Task requirements
1. Using the book description below, answer these questions:
(a) At which university is Anton Treuer a professor of Ojibwe?
(b) How many chapters based on specific leaders does the book contain?
(c) In what year did the tribe develop the first modern indigenous democratic governance system in the United States?
2. Decide whether each statement agrees with the book description below. Answer yes or no, and quote the words from the description that decide it.
(a) The Red Lake tribe accepted the allotment of its lands to individual members.
(b) The Ojibwe migrated westward from the Great Lakes.
(c) The tribe gave up its hereditary chiefs when it adopted democratic governance.

Extract to read
·····

Warrior Nation: A History of the Red Lake Ojibwe tells a new and compelling version of Minnesota’s creation story. It is also the definitive history of the Red Lake Nation, from the arrival of the first Ojibwe people at Red Lake to the present. Anton Treuer, professor of Ojibwe at Bemidji State University, has provided a meticulously researched and beautifully written history focusing on telling the Native American story in the words of those that lived and live it.

Warrior Nation particular focuses on tribal leadership, especially in the treaty era. Treuer describes the clan structures and leadership traditions that reinforced and rewarded independence as the Ojibwe migrated westward from the Great Lakes—and the riches of the area that Ojibwe warriors wrested from Dakota residents. In seven chapters based on specific leaders, he demonstrates how the tribe fought to retain lands and all of Red Lake itself. By refusing multiple attempts by unrelenting white interests to allot lands to individual members, the tribe managed to avoid the land sales that have decimated other reservations across the country. Similarly, by resisting multiple attempts by Christian missionaries, the tribe has maintained Ojibwe language and spiritual practice to a far greater extent than other tribes in the state. And in 1918, in what Treuer calls “a move of political genius,” the tribe developed the first modern indigenous democratic governance system in the United States, decades before any other tribe, while simultaneously maintaining its system of hereditary chiefs.

·····

Dataset content
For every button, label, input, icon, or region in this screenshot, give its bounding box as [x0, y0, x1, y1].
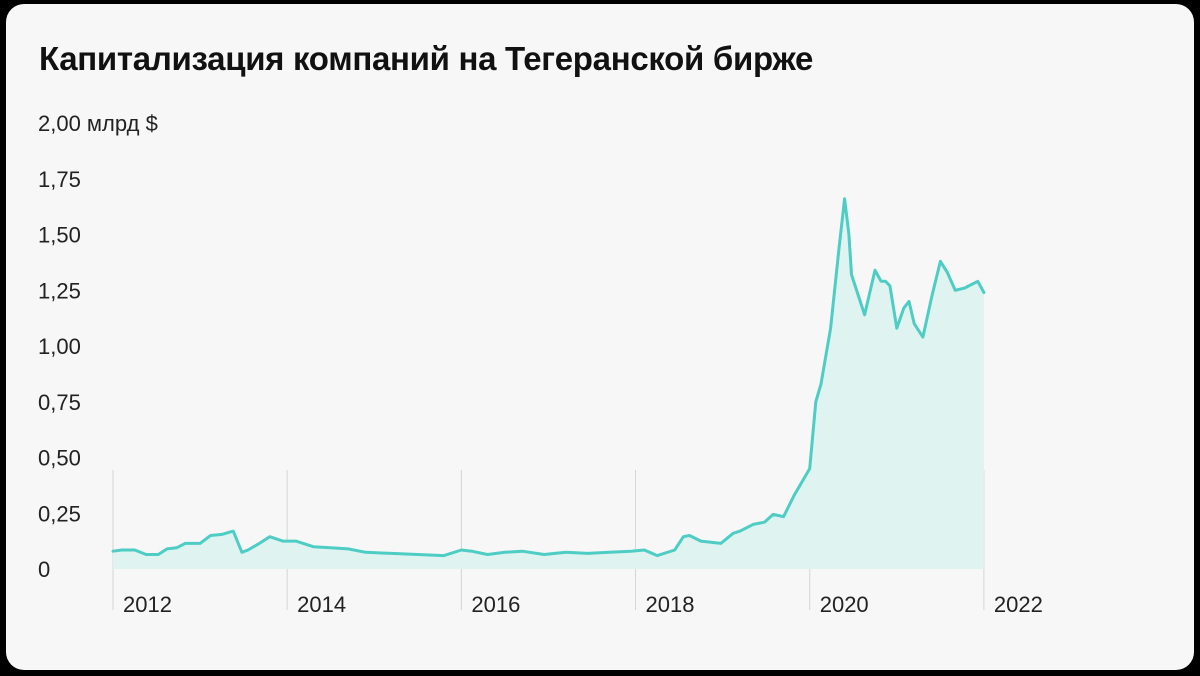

·····

Per-task answers
1.
(a) Bemidji State University
(b) Seven
(c) 1918

2.
(a) No: "By refusing multiple attempts by unrelenting white interests to allot lands to individual members"
(b) Yes: "as the Ojibwe migrated westward from the Great Lakes"
(c) No: "while simultaneously maintaining its system of hereditary chiefs"